Quote the lines below exactly, from the one that holds "Convert this document image to plain text." through the final line of the records, and only those.

Stored records
┌──

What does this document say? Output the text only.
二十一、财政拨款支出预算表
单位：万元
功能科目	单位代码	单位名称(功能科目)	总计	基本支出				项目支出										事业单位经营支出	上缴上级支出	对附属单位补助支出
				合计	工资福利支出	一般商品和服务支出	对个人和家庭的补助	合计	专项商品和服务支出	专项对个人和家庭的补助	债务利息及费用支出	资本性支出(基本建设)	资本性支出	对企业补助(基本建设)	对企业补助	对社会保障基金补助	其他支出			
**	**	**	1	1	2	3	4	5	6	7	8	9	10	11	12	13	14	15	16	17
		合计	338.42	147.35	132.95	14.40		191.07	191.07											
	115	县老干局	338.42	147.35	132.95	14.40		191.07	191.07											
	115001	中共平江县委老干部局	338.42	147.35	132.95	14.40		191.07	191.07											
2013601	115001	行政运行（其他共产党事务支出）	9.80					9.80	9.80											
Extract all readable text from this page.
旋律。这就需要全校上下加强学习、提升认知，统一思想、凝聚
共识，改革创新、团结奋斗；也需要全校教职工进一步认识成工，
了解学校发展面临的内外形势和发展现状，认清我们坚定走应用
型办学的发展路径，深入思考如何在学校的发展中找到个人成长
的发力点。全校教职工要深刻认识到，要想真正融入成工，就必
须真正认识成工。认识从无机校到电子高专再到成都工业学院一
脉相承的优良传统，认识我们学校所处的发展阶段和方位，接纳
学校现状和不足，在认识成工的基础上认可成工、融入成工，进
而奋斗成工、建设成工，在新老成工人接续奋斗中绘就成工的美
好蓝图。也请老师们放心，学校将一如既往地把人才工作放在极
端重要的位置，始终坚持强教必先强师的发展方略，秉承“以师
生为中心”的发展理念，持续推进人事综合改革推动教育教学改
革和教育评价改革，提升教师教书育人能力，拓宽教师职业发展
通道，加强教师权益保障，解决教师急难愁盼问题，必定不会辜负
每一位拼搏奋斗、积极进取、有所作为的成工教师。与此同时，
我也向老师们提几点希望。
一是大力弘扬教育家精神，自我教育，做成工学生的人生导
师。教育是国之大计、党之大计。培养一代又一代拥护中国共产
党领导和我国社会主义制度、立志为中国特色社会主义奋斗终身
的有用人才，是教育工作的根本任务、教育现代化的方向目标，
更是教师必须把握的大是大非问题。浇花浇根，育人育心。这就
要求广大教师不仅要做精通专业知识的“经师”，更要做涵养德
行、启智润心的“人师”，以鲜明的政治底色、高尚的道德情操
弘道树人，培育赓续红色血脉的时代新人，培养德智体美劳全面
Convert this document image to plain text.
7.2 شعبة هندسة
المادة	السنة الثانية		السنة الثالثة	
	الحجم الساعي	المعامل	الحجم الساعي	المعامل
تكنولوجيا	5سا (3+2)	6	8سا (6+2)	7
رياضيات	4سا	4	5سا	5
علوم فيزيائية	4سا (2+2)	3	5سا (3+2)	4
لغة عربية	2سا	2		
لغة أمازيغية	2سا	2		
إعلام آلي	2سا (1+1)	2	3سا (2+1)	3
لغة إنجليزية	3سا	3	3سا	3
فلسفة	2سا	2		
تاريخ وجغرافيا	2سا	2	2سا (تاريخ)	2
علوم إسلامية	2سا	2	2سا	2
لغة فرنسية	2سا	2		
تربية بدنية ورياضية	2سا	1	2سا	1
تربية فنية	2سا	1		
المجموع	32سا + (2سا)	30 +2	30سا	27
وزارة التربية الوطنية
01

└──

→ SOLVED PROBLEM
Convert this document image to plain text.
7.2 شعبة هندسة
المادة	السنة الثانية		السنة الثالثة	
	الحجم الساعي	المعامل	الحجم الساعي	المعامل
تكنولوجيا	5سا (3+2)	6	8سا (6+2)	7
رياضيات	4سا	4	5سا	5
علوم فيزيائية	4سا (2+2)	3	5سا (3+2)	4
لغة عربية	2سا	2		
لغة أمازيغية	2سا	2		
إعلام آلي	2سا (1+1)	2	3سا (2+1)	3
لغة إنجليزية	3سا	3	3سا	3
فلسفة	2سا	2		
تاريخ وجغرافيا	2سا	2	2سا (تاريخ)	2
علوم إسلامية	2سا	2	2سا	2
لغة فرنسية	2سا	2		
تربية بدنية ورياضية	2سا	1	2سا	1
تربية فنية	2سا	1		
المجموع	32سا + (2سا)	30 +2	30سا	27
وزارة التربية الوطنية
01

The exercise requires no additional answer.